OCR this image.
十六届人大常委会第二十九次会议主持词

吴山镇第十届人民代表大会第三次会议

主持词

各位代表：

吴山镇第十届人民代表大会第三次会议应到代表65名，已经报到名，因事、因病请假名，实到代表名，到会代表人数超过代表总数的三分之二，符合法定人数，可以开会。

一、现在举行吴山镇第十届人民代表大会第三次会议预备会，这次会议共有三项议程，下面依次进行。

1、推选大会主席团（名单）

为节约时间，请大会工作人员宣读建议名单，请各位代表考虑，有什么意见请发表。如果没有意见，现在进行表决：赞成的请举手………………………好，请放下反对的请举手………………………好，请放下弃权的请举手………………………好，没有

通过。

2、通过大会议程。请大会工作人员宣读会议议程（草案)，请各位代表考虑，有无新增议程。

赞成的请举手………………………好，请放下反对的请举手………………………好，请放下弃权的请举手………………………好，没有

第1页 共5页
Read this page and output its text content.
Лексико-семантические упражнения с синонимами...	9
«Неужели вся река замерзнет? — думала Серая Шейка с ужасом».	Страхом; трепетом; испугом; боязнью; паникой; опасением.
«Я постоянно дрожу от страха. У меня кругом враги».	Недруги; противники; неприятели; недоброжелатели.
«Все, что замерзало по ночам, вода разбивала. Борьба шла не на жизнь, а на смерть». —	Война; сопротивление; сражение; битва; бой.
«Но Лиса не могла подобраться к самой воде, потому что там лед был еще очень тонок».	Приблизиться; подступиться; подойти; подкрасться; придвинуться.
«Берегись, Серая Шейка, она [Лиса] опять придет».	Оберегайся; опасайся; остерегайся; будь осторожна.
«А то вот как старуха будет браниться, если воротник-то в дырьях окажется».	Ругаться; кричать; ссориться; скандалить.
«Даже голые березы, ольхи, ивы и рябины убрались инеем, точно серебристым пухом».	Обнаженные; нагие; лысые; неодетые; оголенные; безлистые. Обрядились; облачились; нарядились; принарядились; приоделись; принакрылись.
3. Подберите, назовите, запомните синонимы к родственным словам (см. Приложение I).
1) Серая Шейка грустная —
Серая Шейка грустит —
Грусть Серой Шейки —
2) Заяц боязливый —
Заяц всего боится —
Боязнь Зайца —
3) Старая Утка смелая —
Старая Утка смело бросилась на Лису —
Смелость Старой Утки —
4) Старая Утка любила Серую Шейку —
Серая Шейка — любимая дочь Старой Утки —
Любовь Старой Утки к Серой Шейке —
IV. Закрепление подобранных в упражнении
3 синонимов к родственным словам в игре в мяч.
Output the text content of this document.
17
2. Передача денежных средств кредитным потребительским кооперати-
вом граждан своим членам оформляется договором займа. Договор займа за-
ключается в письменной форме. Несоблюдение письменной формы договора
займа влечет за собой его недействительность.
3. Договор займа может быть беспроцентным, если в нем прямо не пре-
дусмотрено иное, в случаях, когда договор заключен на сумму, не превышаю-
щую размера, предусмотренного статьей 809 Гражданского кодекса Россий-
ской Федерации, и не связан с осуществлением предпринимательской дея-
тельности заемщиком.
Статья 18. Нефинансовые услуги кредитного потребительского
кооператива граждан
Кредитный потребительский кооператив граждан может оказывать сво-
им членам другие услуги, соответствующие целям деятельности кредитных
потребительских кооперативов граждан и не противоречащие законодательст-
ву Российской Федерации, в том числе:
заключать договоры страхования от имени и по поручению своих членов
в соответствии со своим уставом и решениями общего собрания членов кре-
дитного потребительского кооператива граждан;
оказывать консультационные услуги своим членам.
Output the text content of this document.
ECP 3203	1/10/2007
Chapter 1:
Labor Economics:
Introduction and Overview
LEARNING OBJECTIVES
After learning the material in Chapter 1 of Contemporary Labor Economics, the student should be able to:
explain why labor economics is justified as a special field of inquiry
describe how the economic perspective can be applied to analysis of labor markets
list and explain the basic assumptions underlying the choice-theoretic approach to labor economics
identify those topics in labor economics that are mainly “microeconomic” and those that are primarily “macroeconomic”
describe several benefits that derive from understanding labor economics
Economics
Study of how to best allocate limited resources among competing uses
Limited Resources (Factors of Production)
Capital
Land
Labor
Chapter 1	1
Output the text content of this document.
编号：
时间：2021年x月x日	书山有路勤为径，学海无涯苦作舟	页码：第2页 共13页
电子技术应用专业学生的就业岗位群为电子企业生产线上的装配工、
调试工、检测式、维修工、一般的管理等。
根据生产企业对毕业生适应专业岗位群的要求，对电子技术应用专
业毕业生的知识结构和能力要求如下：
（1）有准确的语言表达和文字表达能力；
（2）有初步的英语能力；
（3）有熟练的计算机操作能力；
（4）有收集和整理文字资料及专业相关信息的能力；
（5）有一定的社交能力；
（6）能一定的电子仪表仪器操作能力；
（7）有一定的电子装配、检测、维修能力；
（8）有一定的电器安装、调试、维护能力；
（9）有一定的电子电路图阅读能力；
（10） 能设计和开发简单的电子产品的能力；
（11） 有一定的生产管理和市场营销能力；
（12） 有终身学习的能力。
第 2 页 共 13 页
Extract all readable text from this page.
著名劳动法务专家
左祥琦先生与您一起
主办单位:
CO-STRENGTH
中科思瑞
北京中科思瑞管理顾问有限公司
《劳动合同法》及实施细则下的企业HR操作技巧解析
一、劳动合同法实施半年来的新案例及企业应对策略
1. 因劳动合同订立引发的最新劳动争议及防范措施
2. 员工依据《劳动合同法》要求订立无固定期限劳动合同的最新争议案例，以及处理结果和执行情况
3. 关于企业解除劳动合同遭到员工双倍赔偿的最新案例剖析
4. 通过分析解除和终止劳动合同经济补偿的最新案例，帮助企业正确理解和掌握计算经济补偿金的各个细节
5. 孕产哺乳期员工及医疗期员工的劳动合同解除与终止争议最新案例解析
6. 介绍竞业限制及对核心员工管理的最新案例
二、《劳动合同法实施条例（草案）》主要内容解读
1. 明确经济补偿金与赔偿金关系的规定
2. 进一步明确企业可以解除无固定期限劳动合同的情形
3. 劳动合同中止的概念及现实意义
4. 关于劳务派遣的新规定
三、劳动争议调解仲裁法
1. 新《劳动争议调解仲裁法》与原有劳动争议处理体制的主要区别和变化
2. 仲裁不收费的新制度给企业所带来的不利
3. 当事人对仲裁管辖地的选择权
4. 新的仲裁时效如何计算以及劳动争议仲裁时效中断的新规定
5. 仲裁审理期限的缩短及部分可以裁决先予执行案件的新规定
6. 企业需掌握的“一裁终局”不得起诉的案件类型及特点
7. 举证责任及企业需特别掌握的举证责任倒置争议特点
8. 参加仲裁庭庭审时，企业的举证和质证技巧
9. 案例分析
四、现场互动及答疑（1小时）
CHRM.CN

--- --- ---

Task directions: Filter out every line that lacks the word "Старой", and copy the rest.

Complete answer:
Смелость Старой Утки —
Серая Шейка — любимая дочь Старой Утки —
Любовь Старой Утки к Серой Шейке —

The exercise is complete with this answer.